* **The problem**:
Retype all of the data exactly as given.

* **Material provided**:
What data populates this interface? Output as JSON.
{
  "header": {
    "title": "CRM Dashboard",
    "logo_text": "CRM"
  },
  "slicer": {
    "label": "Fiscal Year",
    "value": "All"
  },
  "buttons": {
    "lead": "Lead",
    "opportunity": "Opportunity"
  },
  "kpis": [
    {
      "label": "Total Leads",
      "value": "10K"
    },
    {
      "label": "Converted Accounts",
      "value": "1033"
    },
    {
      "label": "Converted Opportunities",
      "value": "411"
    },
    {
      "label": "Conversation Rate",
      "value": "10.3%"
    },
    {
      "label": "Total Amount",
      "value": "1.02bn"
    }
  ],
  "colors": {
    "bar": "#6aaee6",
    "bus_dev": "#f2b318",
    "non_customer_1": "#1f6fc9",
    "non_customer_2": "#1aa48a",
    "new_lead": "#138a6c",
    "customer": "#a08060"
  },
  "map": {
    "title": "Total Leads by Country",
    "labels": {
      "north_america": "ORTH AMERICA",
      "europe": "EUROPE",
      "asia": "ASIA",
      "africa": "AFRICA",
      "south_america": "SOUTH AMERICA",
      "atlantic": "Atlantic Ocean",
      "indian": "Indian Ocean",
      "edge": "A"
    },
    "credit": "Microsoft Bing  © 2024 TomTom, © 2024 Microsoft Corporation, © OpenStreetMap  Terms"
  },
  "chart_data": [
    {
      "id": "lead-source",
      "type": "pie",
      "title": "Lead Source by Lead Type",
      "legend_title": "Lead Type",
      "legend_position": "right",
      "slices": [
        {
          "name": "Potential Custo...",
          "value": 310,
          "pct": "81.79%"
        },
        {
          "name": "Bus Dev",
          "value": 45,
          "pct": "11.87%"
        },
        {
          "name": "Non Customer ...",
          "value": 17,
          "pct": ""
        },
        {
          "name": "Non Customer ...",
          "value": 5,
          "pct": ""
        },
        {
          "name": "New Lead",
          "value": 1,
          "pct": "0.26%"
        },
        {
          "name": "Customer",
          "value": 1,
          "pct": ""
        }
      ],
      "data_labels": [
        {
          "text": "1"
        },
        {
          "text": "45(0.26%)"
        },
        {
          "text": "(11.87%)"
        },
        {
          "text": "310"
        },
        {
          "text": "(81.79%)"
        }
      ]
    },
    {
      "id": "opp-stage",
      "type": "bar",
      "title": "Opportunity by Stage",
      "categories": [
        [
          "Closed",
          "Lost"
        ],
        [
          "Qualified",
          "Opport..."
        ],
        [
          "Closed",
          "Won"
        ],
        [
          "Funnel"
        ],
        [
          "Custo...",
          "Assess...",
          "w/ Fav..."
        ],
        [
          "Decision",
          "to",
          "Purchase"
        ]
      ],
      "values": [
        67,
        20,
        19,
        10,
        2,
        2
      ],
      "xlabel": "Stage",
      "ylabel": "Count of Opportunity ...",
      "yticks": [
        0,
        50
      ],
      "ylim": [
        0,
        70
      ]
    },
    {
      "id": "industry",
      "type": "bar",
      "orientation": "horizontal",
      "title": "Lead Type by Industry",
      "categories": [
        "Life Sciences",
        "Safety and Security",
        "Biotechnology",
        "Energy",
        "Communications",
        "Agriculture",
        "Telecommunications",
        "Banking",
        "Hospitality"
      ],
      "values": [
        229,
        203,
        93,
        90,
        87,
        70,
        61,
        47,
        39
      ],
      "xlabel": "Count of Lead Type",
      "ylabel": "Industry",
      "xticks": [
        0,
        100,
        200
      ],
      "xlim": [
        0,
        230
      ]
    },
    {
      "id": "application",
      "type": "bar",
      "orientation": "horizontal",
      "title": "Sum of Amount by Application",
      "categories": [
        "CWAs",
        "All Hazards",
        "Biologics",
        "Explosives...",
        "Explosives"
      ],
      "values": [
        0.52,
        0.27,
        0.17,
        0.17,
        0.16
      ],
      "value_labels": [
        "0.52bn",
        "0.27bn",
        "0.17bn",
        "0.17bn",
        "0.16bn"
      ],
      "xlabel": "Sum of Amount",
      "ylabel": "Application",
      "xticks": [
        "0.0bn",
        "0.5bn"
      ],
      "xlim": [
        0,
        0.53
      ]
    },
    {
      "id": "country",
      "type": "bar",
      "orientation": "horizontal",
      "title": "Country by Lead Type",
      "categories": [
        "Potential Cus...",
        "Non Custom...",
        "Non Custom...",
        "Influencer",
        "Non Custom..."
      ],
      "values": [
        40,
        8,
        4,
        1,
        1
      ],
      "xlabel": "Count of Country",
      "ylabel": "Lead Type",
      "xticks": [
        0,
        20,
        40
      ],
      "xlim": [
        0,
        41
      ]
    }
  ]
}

* **Response**:
What data populates this interface? Output as JSON.
{
  "header": {
    "title": "CRM Dashboard",
    "logo_text": "CRM"
  },
  "slicer": {
    "label": "Fiscal Year",
    "value": "All"
  },
  "buttons": {
    "lead": "Lead",
    "opportunity": "Opportunity"
  },
  "kpis": [
    {
      "label": "Total Leads",
      "value": "10K"
    },
    {
      "label": "Converted Accounts",
      "value": "1033"
    },
    {
      "label": "Converted Opportunities",
      "value": "411"
    },
    {
      "label": "Conversation Rate",
      "value": "10.3%"
    },
    {
      "label": "Total Amount",
      "value": "1.02bn"
    }
  ],
  "colors": {
    "bar": "#6aaee6",
    "bus_dev": "#f2b318",
    "non_customer_1": "#1f6fc9",
    "non_customer_2": "#1aa48a",
    "new_lead": "#138a6c",
    "customer": "#a08060"
  },
  "map": {
    "title": "Total Leads by Country",
    "labels": {
      "north_america": "ORTH AMERICA",
      "europe": "EUROPE",
      "asia": "ASIA",
      "africa": "AFRICA",
      "south_america": "SOUTH AMERICA",
      "atlantic": "Atlantic Ocean",
      "indian": "Indian Ocean",
      "edge": "A"
    },
    "credit": "Microsoft Bing  © 2024 TomTom, © 2024 Microsoft Corporation, © OpenStreetMap  Terms"
  },
  "chart_data": [
    {
      "id": "lead-source",
      "type": "pie",
      "title": "Lead Source by Lead Type",
      "legend_title": "Lead Type",
      "legend_position": "right",
      "slices": [
        {
          "name": "Potential Custo...",
          "value": 310,
          "pct": "81.79%"
        },
        {
          "name": "Bus Dev",
          "value": 45,
          "pct": "11.87%"
        },
        {
          "name": "Non Customer ...",
          "value": 17,
          "pct": ""
        },
        {
          "name": "Non Customer ...",
          "value": 5,
          "pct": ""
        },
        {
          "name": "New Lead",
          "value": 1,
          "pct": "0.26%"
        },
        {
          "name": "Customer",
          "value": 1,
          "pct": ""
        }
      ],
      "data_labels": [
        {
          "text": "1"
        },
        {
          "text": "45(0.26%)"
        },
        {
          "text": "(11.87%)"
        },
        {
          "text": "310"
        },
        {
          "text": "(81.79%)"
        }
      ]
    },
    {
      "id": "opp-stage",
      "type": "bar",
      "title": "Opportunity by Stage",
      "categories": [
        [
          "Closed",
          "Lost"
        ],
        [
          "Qualified",
          "Opport..."
        ],
        [
          "Closed",
          "Won"
        ],
        [
          "Funnel"
        ],
        [
          "Custo...",
          "Assess...",
          "w/ Fav..."
        ],
        [
          "Decision",
          "to",
          "Purchase"
        ]
      ],
      "values": [
        67,
        20,
        19,
        10,
        2,
        2
      ],
      "xlabel": "Stage",
      "ylabel": "Count of Opportunity ...",
      "yticks": [
        0,
        50
      ],
      "ylim": [
        0,
        70
      ]
    },
    {
      "id": "industry",
      "type": "bar",
      "orientation": "horizontal",
      "title": "Lead Type by Industry",
      "categories": [
        "Life Sciences",
        "Safety and Security",
        "Biotechnology",
        "Energy",
        "Communications",
        "Agriculture",
        "Telecommunications",
        "Banking",
        "Hospitality"
      ],
      "values": [
        229,
        203,
        93,
        90,
        87,
        70,
        61,
        47,
        39
      ],
      "xlabel": "Count of Lead Type",
      "ylabel": "Industry",
      "xticks": [
        0,
        100,
        200
      ],
      "xlim": [
        0,
        230
      ]
    },
    {
      "id": "application",
      "type": "bar",
      "orientation": "horizontal",
      "title": "Sum of Amount by Application",
      "categories": [
        "CWAs",
        "All Hazards",
        "Biologics",
        "Explosives...",
        "Explosives"
      ],
      "values": [
        0.52,
        0.27,
        0.17,
        0.17,
        0.16
      ],
      "value_labels": [
        "0.52bn",
        "0.27bn",
        "0.17bn",
        "0.17bn",
        "0.16bn"
      ],
      "xlabel": "Sum of Amount",
      "ylabel": "Application",
      "xticks": [
        "0.0bn",
        "0.5bn"
      ],
      "xlim": [
        0,
        0.53
      ]
    },
    {
      "id": "country",
      "type": "bar",
      "orientation": "horizontal",
      "title": "Country by Lead Type",
      "categories": [
        "Potential Cus...",
        "Non Custom...",
        "Non Custom...",
        "Influencer",
        "Non Custom..."
      ],
      "values": [
        40,
        8,
        4,
        1,
        1
      ],
      "xlabel": "Count of Country",
      "ylabel": "Lead Type",
      "xticks": [
        0,
        20,
        40
      ],
      "xlim": [
        0,
        41
      ]
    }
  ]
}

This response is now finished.